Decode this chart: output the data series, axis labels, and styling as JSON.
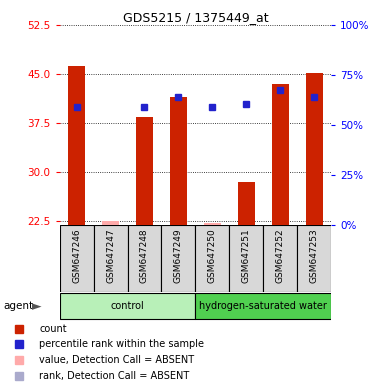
{
  "title": "GDS5215 / 1375449_at",
  "samples": [
    "GSM647246",
    "GSM647247",
    "GSM647248",
    "GSM647249",
    "GSM647250",
    "GSM647251",
    "GSM647252",
    "GSM647253"
  ],
  "red_values": [
    46.2,
    22.6,
    38.5,
    41.5,
    22.3,
    28.5,
    43.5,
    45.2
  ],
  "blue_values": [
    40.0,
    null,
    40.0,
    41.5,
    40.0,
    40.5,
    42.5,
    41.5
  ],
  "red_absent": [
    false,
    true,
    false,
    false,
    true,
    false,
    false,
    false
  ],
  "blue_absent": [
    false,
    true,
    false,
    false,
    false,
    false,
    false,
    false
  ],
  "ylim_left": [
    22.0,
    52.5
  ],
  "ylim_right": [
    0,
    100
  ],
  "yticks_left": [
    22.5,
    30.0,
    37.5,
    45.0,
    52.5
  ],
  "yticks_right": [
    0,
    25,
    50,
    75,
    100
  ],
  "groups": [
    {
      "label": "control",
      "start": 0,
      "end": 4,
      "color": "#b8f0b8"
    },
    {
      "label": "hydrogen-saturated water",
      "start": 4,
      "end": 8,
      "color": "#50d050"
    }
  ],
  "group_label_left": "agent",
  "bar_color": "#cc2200",
  "bar_absent_color": "#ffaaaa",
  "rank_color": "#2222cc",
  "rank_absent_color": "#aaaacc",
  "background_color": "#d8d8d8",
  "bar_width": 0.5,
  "marker_size": 5
}
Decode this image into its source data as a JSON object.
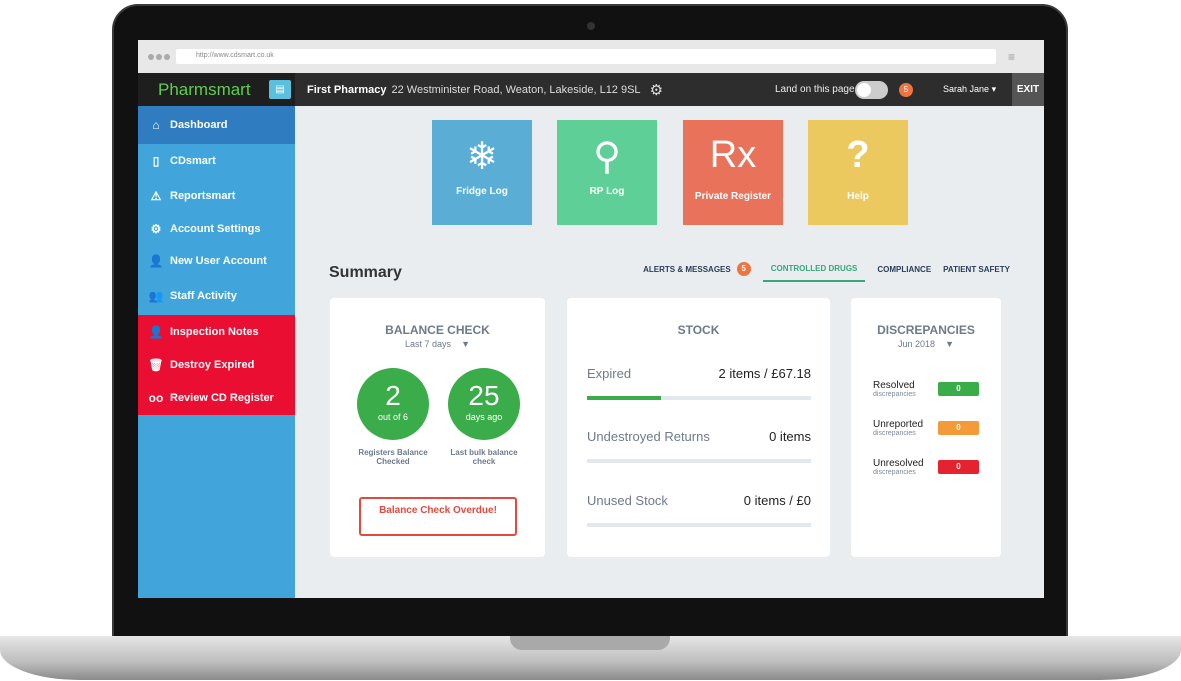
{
  "browser": {
    "url": "http://www.cdsmart.co.uk"
  },
  "app": {
    "logo": "Pharmsmart"
  },
  "header": {
    "pharmacy_name": "First Pharmacy",
    "address": "22 Westminister Road, Weaton, Lakeside, L12 9SL",
    "land_label": "Land on this page",
    "land_toggle_on": false,
    "notification_count": "5",
    "user": "Sarah Jane",
    "exit": "EXIT"
  },
  "sidebar": {
    "items": [
      {
        "label": "Dashboard",
        "icon": "home-icon",
        "active": true
      },
      {
        "label": "CDsmart",
        "icon": "bottles-icon"
      },
      {
        "label": "Reportsmart",
        "icon": "warning-icon"
      },
      {
        "label": "Account Settings",
        "icon": "gear-icon"
      },
      {
        "label": "New User Account",
        "icon": "add-user-icon"
      },
      {
        "label": "Staff Activity",
        "icon": "group-icon"
      },
      {
        "label": "Inspection Notes",
        "icon": "inspector-icon"
      },
      {
        "label": "Destroy Expired",
        "icon": "trash-icon"
      },
      {
        "label": "Review CD Register",
        "icon": "glasses-icon"
      }
    ]
  },
  "tiles": [
    {
      "label": "Fridge Log",
      "icon": "snowflake-icon",
      "color": "#5aaed6"
    },
    {
      "label": "RP Log",
      "icon": "user-icon",
      "color": "#5ecf97"
    },
    {
      "label": "Private Register",
      "glyph": "Rx",
      "color": "#e8725a"
    },
    {
      "label": "Help",
      "glyph": "?",
      "color": "#ecc95f"
    }
  ],
  "summary": {
    "title": "Summary",
    "tabs": [
      {
        "label": "ALERTS & MESSAGES",
        "badge": "5"
      },
      {
        "label": "CONTROLLED DRUGS",
        "active": true
      },
      {
        "label": "COMPLIANCE"
      },
      {
        "label": "PATIENT SAFETY"
      }
    ]
  },
  "balance": {
    "title": "BALANCE CHECK",
    "period": "Last 7 days",
    "checked": "2",
    "checked_sub": "out of 6",
    "checked_label": "Registers Balance Checked",
    "days": "25",
    "days_sub": "days ago",
    "days_label": "Last bulk balance check",
    "overdue": "Balance Check Overdue!"
  },
  "stock": {
    "title": "STOCK",
    "rows": [
      {
        "label": "Expired",
        "value": "2 items / £67.18",
        "progress_pct": 33
      },
      {
        "label": "Undestroyed Returns",
        "value": "0 items",
        "progress_pct": 0
      },
      {
        "label": "Unused Stock",
        "value": "0 items / £0",
        "progress_pct": 0
      }
    ]
  },
  "discrepancies": {
    "title": "DISCREPANCIES",
    "period": "Jun 2018",
    "rows": [
      {
        "label": "Resolved",
        "sub": "discrepancies",
        "value": "0",
        "color": "#3aac4a"
      },
      {
        "label": "Unreported",
        "sub": "discrepancies",
        "value": "0",
        "color": "#f29b38"
      },
      {
        "label": "Unresolved",
        "sub": "discrepancies",
        "value": "0",
        "color": "#e52230"
      }
    ]
  }
}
######
# Exercise description:
Count every line in the data where the string "title" occurs. Give nothing except the number.

# Solution:
5